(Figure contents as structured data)
━━━━━━━━━━━━━━━━━━━━

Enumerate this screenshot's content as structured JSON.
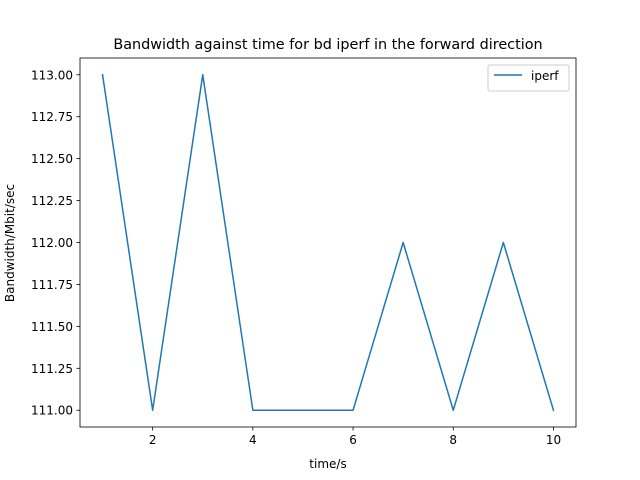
{
  "chart_data": {
    "type": "line",
    "title": "Bandwidth against time for bd iperf in the forward direction",
    "xlabel": "time/s",
    "ylabel": "Bandwidth/Mbit/sec",
    "x": [
      1,
      2,
      3,
      4,
      5,
      6,
      7,
      8,
      9,
      10
    ],
    "series": [
      {
        "name": "iperf",
        "values": [
          113.0,
          111.0,
          113.0,
          111.0,
          111.0,
          111.0,
          112.0,
          111.0,
          112.0,
          111.0
        ]
      }
    ],
    "xlim": [
      0.55,
      10.45
    ],
    "ylim": [
      110.9,
      113.1
    ],
    "xticks": [
      2,
      4,
      6,
      8,
      10
    ],
    "xtick_labels": [
      "2",
      "4",
      "6",
      "8",
      "10"
    ],
    "yticks": [
      111.0,
      111.25,
      111.5,
      111.75,
      112.0,
      112.25,
      112.5,
      112.75,
      113.0
    ],
    "ytick_labels": [
      "111.00",
      "111.25",
      "111.50",
      "111.75",
      "112.00",
      "112.25",
      "112.50",
      "112.75",
      "113.00"
    ],
    "grid": false,
    "legend_position": "upper right",
    "colors": {
      "series": "#1f77b4",
      "axes": "#000000",
      "background": "#ffffff"
    }
  }
}
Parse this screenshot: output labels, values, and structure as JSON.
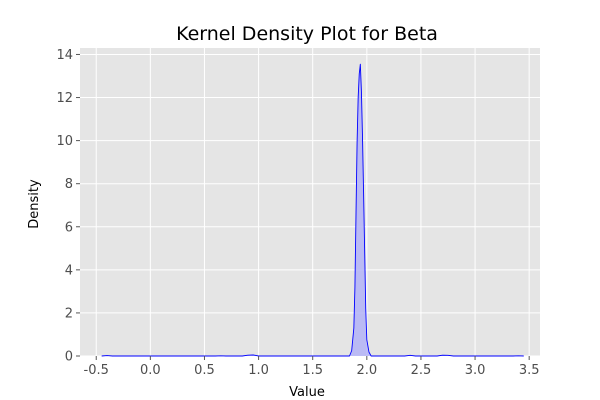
{
  "chart_data": {
    "type": "area",
    "title": "Kernel Density Plot for Beta",
    "xlabel": "Value",
    "ylabel": "Density",
    "xlim": [
      -0.65,
      3.6
    ],
    "ylim": [
      0,
      14.3
    ],
    "xticks": [
      -0.5,
      0.0,
      0.5,
      1.0,
      1.5,
      2.0,
      2.5,
      3.0,
      3.5
    ],
    "xtick_labels": [
      "-0.5",
      "0.0",
      "0.5",
      "1.0",
      "1.5",
      "2.0",
      "2.5",
      "3.0",
      "3.5"
    ],
    "yticks": [
      0,
      2,
      4,
      6,
      8,
      10,
      12,
      14
    ],
    "ytick_labels": [
      "0",
      "2",
      "4",
      "6",
      "8",
      "10",
      "12",
      "14"
    ],
    "grid": true,
    "series": [
      {
        "x": [
          -0.45,
          -0.4,
          -0.35,
          0.6,
          0.65,
          0.7,
          0.85,
          0.9,
          0.95,
          1.0,
          1.84,
          1.86,
          1.88,
          1.89,
          1.9,
          1.91,
          1.92,
          1.93,
          1.94,
          1.95,
          1.96,
          1.97,
          1.98,
          1.99,
          2.0,
          2.02,
          2.04,
          2.35,
          2.4,
          2.45,
          2.65,
          2.7,
          2.75,
          2.8,
          3.35,
          3.4,
          3.45
        ],
        "y": [
          0.0,
          0.02,
          0.0,
          0.0,
          0.01,
          0.0,
          0.0,
          0.04,
          0.05,
          0.0,
          0.0,
          0.25,
          1.3,
          3.2,
          6.6,
          9.9,
          12.0,
          13.1,
          13.55,
          12.3,
          10.2,
          7.6,
          4.9,
          2.2,
          0.75,
          0.18,
          0.0,
          0.0,
          0.03,
          0.0,
          0.0,
          0.04,
          0.03,
          0.0,
          0.0,
          0.01,
          0.0
        ]
      }
    ],
    "colors": {
      "line": "#0000ff",
      "fill": "#b3b3f7",
      "plot_background": "#e5e5e5",
      "grid": "#ffffff"
    }
  }
}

━━━━━━━━━━━━━━━━━━━━

> Task instructions
Scan the data for the word "ylabel" and copy every line where it shows up.

> Response below
    "ylabel": "Bandwidth/Mbit/sec",
    "ylabel": "Density",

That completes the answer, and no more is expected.